EXTRAIT DU TEXTE:
------------------------------------------------------------------------

Jean-Luc Berho, organisateur des débats d’Inxauseta
En France, le logement représente 23 % du PIB soit environ 500 milliards d’euros. Le logement interagit sur la qualité de vie à plus d’un titre.
Pouvoir d’achat
Le taux d’effort qu’un ménage consacre au logement représente environ 22 % de ses revenus. Comme toutes les moyennes, ce chiffre cache d’importantes disparités. Ce sont des dépenses contraintes, ce qui signifie que pour les personnes ayant des revenus modestes : salariés pauvres, étudiants, petites retraites…, le taux d’effort avoisine, voire dépasse 50 % des ressources. En effet, le logement induit des dépenses annexes (énergie, entretien, taxes..) de plus en plus couteuses. D’ailleurs, l’injustice de la taxe d’habitation vient d’être pointée par un candidat à l’élection présidentielle.
Qualité de l’habitat
L’environnement immédiat du logement (commerces, école, services) est un critère de choix qui prend de plus en plus d’importance. C’est d’autant plus vrai qu’il faut savoir qu’à la sortie de la guerre, si une personne passait 34 % de son temps de vie au travail, aujourd’hui, elle y passe en moyenne 10 %. Le temps de vie passé dans le logement ou son environnement immédiat est évalué par la même étude à 65 %. D’où l’importance de la qualité de l’habitat. 50 milliards d’euro ont été investis sur le programme de rénovation urbaine. 4 à 5 fois ce montant serait nécessaire pour véritablement requalifier les 1 500 quartiers en politique de la ville. Et encore, il n’est pas fait état de la nécessité de requalifier les centres villes et les centres bourgs dégradés ou en déshérence.
En matière de foncier, il est en moyenne bétonné tous les dix ans la superficie d’un département (5 000 km²). Le pays basque est à bien des égards, concerné par cette utilisation de l’espace.
Emploi et logement
L’inadéquation entre les besoins et l’offre, a tendance à se creuser sur certains segments. C’est notamment vrai sur l’accès au crédit, c’est également vrai dans l’accès au logement locatif. Impossible d’accéder au crédit avec un statut de salarié non consolidé (CDD, intérim…) ou un statut d’auto entrepreneur, ubérisé ou pas. De même pour accéder à un logement locatif, fut-il social. On est là dans un paradoxe extraordinaire où il est demandé davantage de flexibilité dans le travail, voire d’agilité (terme aujourd’hui utilisé) et dans le même temps, il est demandé stabilité et garantie pour accéder au crédit ou au logement. Bizarrement, la résorption de ce paradoxe n’est pas à l’ordre du jour de la campagne présidentielle…
Gouvernance du logement
Principalement exercée par l’Etat et ses agences jusqu’à aujourd’hui, les loi ALUR et Egalité et Citoyenneté vont dans le sens d’une mise en responsabilité plus importante des EPCI. Ces nouvelles responsabilités nécessiteront, pour les élus, de mettre en place des outils de connaissance de la demande, notamment des plus fragiles. Seule une connaissance fine de la demande permettra de mieux répondre aux besoins. Il s’agira de prendre en compte le transport, la qualité du cadre de vie, de favoriser la cohésion sociale, de rechercher des solutions économes en foncier . Pour ce faire, il faudra savoir résister aux lobbys des opérateurs dont la logique économique n’est pas souvent compatible avec l’intérêt général.

------------------------------------------------------------------------

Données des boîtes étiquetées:
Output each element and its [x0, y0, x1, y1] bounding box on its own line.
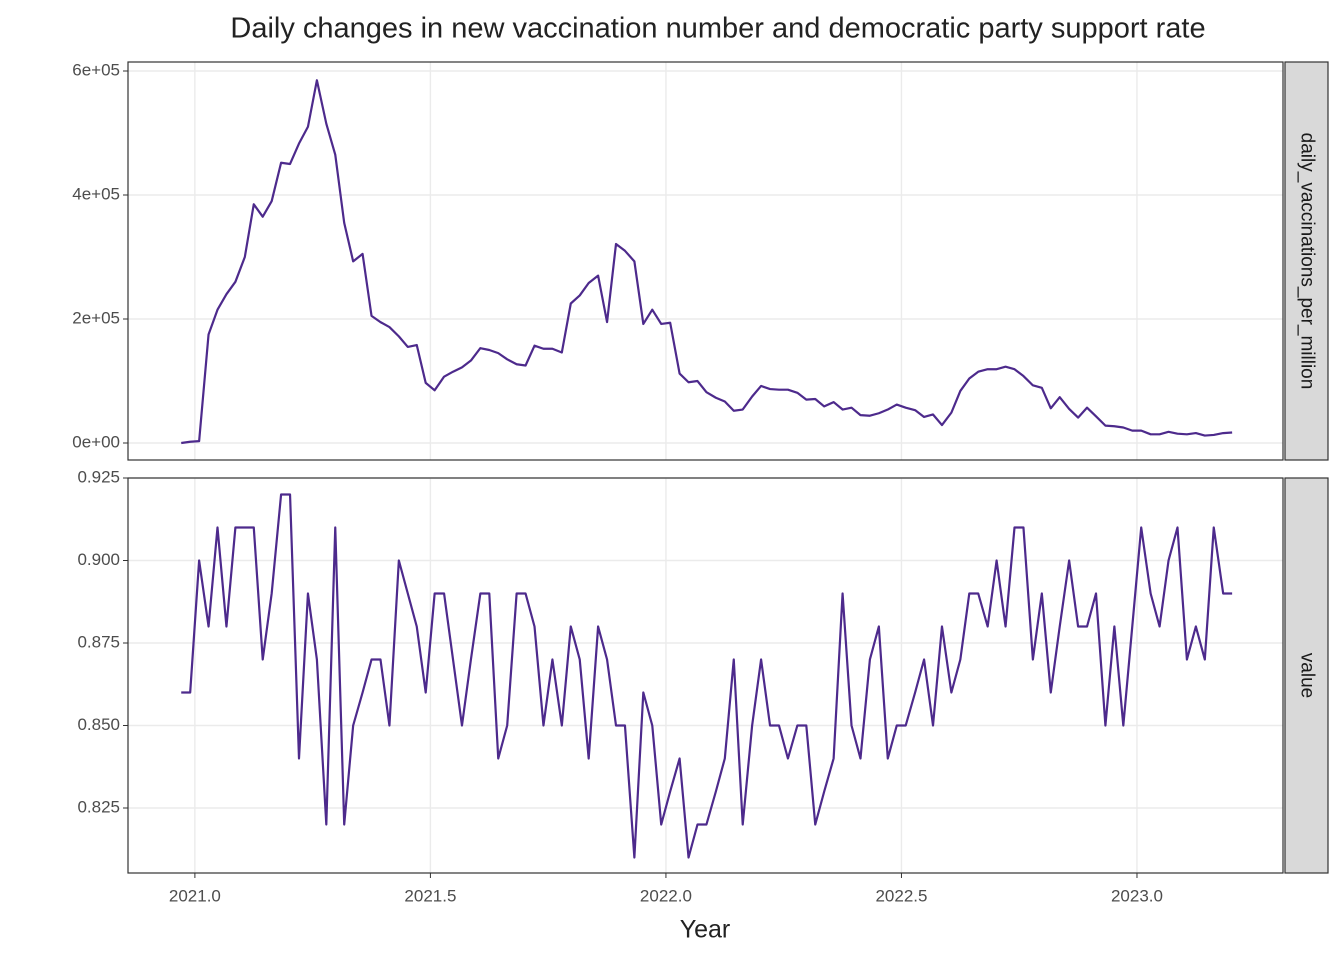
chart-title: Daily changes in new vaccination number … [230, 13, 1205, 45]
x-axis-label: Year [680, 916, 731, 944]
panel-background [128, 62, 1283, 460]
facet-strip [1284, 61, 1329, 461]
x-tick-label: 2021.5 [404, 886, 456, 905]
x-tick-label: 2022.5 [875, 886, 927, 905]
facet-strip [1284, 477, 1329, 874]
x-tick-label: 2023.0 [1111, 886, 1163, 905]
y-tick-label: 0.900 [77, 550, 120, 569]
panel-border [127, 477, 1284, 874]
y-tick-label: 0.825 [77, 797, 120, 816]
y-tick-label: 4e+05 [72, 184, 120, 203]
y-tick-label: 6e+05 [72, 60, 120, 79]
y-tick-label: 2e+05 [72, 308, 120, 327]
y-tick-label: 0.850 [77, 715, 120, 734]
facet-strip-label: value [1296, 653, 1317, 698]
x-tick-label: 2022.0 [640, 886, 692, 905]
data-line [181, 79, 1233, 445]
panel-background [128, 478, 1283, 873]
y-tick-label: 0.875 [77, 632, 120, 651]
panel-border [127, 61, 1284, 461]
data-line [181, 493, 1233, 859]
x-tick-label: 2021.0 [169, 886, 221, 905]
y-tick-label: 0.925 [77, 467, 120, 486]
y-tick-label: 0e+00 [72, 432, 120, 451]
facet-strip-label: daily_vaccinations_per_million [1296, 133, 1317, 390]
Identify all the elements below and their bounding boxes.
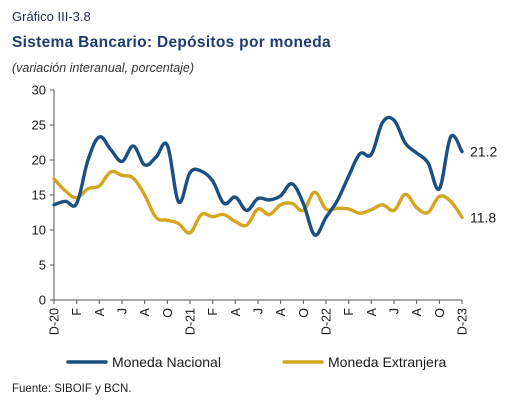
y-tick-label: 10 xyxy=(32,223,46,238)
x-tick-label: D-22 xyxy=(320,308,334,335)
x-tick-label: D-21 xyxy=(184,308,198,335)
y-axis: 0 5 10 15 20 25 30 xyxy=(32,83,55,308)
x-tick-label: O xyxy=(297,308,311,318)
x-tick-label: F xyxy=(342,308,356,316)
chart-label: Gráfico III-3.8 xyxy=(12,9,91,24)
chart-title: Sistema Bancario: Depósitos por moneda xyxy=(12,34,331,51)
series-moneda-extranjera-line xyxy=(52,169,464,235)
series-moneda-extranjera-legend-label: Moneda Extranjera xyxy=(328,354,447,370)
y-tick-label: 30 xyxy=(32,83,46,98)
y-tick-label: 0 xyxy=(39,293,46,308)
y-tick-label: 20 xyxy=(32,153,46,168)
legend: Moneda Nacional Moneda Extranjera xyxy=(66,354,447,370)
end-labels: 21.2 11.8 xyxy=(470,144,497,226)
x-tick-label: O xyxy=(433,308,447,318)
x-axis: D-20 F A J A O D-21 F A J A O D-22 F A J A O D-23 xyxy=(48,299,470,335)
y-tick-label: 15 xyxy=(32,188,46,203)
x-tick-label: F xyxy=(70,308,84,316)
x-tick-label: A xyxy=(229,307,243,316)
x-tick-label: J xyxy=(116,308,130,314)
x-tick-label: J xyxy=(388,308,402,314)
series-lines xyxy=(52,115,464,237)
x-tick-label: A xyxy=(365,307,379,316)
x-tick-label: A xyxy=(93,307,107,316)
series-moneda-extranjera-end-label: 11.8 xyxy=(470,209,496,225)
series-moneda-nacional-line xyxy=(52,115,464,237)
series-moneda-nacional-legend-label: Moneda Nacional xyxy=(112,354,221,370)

------------------------------------------------------------------------

CONSIGNE: Poursuivez le texte sur le logement à la suite de sa dernière phrase. Ces données n'ont aucun lien avec le texte sur le logement.

RÉPONSE:
Cohérence et incohérence du législateur
Comment ne pas pointer du doigt, le manque de cohérence du législateur sur certains aspects. La loi de 2000 sur l’instauration d’un pourcentage minimum de logements sociaux renforcée par la loi ALUR se complètent parfaitement avec la loi de 2003 sur la rénovation urbaine, avec un objectif clair de lutter contre la gentrification de certains espaces. Mais la loi de 2007 sur le droit au logement opposable ne s’appliquant que sur le logement social voit l’effort de l’accueil des personnes fragiles être principalement porté par les communes fortement dotées en logement social, avec comme conséquence de les paupériser davantage.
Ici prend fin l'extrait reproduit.